— begin EXTRACTED MATERIAL —
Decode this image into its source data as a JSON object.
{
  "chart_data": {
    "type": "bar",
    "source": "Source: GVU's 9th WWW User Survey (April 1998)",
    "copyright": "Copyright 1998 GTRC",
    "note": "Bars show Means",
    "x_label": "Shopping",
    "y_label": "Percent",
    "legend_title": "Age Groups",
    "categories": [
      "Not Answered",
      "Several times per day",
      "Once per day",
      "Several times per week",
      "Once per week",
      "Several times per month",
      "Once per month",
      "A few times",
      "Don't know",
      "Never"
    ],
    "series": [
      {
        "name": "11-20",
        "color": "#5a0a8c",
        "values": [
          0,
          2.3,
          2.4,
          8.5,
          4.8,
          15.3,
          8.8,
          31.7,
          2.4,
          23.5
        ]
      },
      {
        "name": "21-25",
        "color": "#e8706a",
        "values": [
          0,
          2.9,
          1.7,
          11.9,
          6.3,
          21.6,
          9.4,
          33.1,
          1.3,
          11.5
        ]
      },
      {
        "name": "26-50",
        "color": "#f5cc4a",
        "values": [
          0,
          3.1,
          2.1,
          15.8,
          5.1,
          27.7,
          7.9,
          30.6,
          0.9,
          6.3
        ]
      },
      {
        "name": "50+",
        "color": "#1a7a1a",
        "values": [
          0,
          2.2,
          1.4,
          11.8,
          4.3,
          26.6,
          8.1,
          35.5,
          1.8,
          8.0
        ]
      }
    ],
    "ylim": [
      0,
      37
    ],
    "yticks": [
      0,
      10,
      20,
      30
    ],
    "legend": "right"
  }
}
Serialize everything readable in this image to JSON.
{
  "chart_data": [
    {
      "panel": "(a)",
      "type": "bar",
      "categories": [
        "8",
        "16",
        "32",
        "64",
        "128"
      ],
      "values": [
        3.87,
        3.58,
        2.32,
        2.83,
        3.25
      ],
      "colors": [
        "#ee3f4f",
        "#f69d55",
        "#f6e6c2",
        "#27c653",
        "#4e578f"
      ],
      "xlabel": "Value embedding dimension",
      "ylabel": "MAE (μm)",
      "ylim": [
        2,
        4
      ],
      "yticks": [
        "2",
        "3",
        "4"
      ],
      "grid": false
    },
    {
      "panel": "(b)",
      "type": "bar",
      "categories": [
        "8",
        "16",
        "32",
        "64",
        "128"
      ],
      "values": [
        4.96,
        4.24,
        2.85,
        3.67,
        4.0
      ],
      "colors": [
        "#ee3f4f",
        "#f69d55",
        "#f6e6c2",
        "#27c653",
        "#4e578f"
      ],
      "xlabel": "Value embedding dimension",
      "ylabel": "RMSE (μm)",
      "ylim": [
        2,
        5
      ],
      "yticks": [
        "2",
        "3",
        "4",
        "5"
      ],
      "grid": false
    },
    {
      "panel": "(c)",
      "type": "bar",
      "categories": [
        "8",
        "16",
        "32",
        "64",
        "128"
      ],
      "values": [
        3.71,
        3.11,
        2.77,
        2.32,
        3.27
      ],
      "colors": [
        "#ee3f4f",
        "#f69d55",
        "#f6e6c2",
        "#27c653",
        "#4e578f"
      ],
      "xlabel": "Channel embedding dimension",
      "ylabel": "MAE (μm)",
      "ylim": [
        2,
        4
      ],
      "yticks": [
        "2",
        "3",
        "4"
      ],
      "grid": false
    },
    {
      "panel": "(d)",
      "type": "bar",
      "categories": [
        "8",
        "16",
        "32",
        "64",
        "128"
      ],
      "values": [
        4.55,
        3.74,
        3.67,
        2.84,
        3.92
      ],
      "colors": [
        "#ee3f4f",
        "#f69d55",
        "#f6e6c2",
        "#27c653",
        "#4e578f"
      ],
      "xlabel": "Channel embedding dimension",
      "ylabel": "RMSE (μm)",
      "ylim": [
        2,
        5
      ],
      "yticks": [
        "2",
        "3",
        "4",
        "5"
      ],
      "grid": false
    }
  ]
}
— end EXTRACTED MATERIAL —
Copy every line above in which the string "this" shows up.

Decode this image into its source data as a JSON object.
Serialize everything readable in this image to JSON.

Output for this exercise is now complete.